Reproduce the records below exactly as they appear, omitting any pictures they contain.

## begin

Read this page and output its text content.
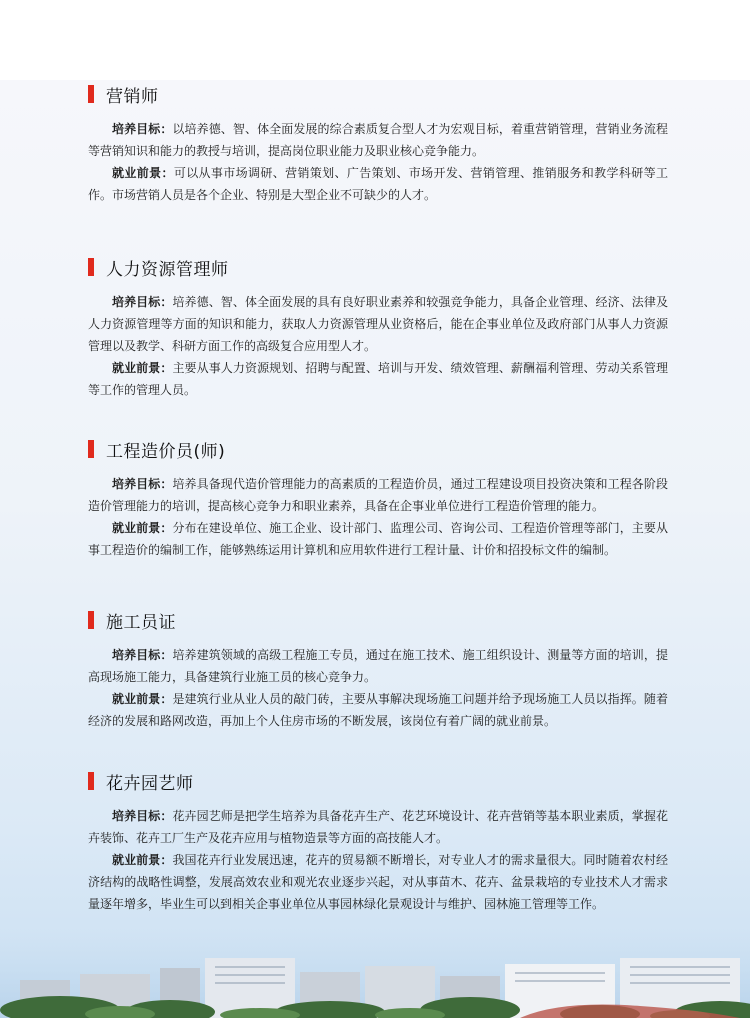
营销师

培养目标：以培养德、智、体全面发展的综合素质复合型人才为宏观目标，着重营销管理，营销业务流程等营销知识和能力的教授与培训，提高岗位职业能力及职业核心竞争能力。

就业前景：可以从事市场调研、营销策划、广告策划、市场开发、营销管理、推销服务和教学科研等工作。市场营销人员是各个企业、特别是大型企业不可缺少的人才。

人力资源管理师

培养目标：培养德、智、体全面发展的具有良好职业素养和较强竞争能力，具备企业管理、经济、法律及人力资源管理等方面的知识和能力，获取人力资源管理从业资格后，能在企事业单位及政府部门从事人力资源管理以及教学、科研方面工作的高级复合应用型人才。

就业前景：主要从事人力资源规划、招聘与配置、培训与开发、绩效管理、薪酬福利管理、劳动关系管理等工作的管理人员。

工程造价员(师)

培养目标：培养具备现代造价管理能力的高素质的工程造价员，通过工程建设项目投资决策和工程各阶段造价管理能力的培训，提高核心竞争力和职业素养，具备在企事业单位进行工程造价管理的能力。

就业前景：分布在建设单位、施工企业、设计部门、监理公司、咨询公司、工程造价管理等部门，主要从事工程造价的编制工作，能够熟练运用计算机和应用软件进行工程计量、计价和招投标文件的编制。

施工员证

培养目标：培养建筑领域的高级工程施工专员，通过在施工技术、施工组织设计、测量等方面的培训，提高现场施工能力，具备建筑行业施工员的核心竞争力。

就业前景：是建筑行业从业人员的敲门砖，主要从事解决现场施工问题并给予现场施工人员以指挥。随着经济的发展和路网改造，再加上个人住房市场的不断发展，该岗位有着广阔的就业前景。

花卉园艺师

培养目标：花卉园艺师是把学生培养为具备花卉生产、花艺环境设计、花卉营销等基本职业素质，掌握花卉装饰、花卉工厂生产及花卉应用与植物造景等方面的高技能人才。

就业前景：我国花卉行业发展迅速，花卉的贸易额不断增长，对专业人才的需求量很大。同时随着农村经济结构的战略性调整，发展高效农业和观光农业逐步兴起，对从事苗木、花卉、盆景栽培的专业技术人才需求量逐年增多，毕业生可以到相关企事业单位从事园林绿化景观设计与维护、园林施工管理等工作。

## end

◆ The reply ◆
Read this page and output its text content.
营销师

培养目标：以培养德、智、体全面发展的综合素质复合型人才为宏观目标，着重营销管理，营销业务流程等营销知识和能力的教授与培训，提高岗位职业能力及职业核心竞争能力。

就业前景：可以从事市场调研、营销策划、广告策划、市场开发、营销管理、推销服务和教学科研等工作。市场营销人员是各个企业、特别是大型企业不可缺少的人才。

人力资源管理师

培养目标：培养德、智、体全面发展的具有良好职业素养和较强竞争能力，具备企业管理、经济、法律及人力资源管理等方面的知识和能力，获取人力资源管理从业资格后，能在企事业单位及政府部门从事人力资源管理以及教学、科研方面工作的高级复合应用型人才。

就业前景：主要从事人力资源规划、招聘与配置、培训与开发、绩效管理、薪酬福利管理、劳动关系管理等工作的管理人员。

工程造价员(师)

培养目标：培养具备现代造价管理能力的高素质的工程造价员，通过工程建设项目投资决策和工程各阶段造价管理能力的培训，提高核心竞争力和职业素养，具备在企事业单位进行工程造价管理的能力。

就业前景：分布在建设单位、施工企业、设计部门、监理公司、咨询公司、工程造价管理等部门，主要从事工程造价的编制工作，能够熟练运用计算机和应用软件进行工程计量、计价和招投标文件的编制。

施工员证

培养目标：培养建筑领域的高级工程施工专员，通过在施工技术、施工组织设计、测量等方面的培训，提高现场施工能力，具备建筑行业施工员的核心竞争力。

就业前景：是建筑行业从业人员的敲门砖，主要从事解决现场施工问题并给予现场施工人员以指挥。随着经济的发展和路网改造，再加上个人住房市场的不断发展，该岗位有着广阔的就业前景。

花卉园艺师

培养目标：花卉园艺师是把学生培养为具备花卉生产、花艺环境设计、花卉营销等基本职业素质，掌握花卉装饰、花卉工厂生产及花卉应用与植物造景等方面的高技能人才。

就业前景：我国花卉行业发展迅速，花卉的贸易额不断增长，对专业人才的需求量很大。同时随着农村经济结构的战略性调整，发展高效农业和观光农业逐步兴起，对从事苗木、花卉、盆景栽培的专业技术人才需求量逐年增多，毕业生可以到相关企事业单位从事园林绿化景观设计与维护、园林施工管理等工作。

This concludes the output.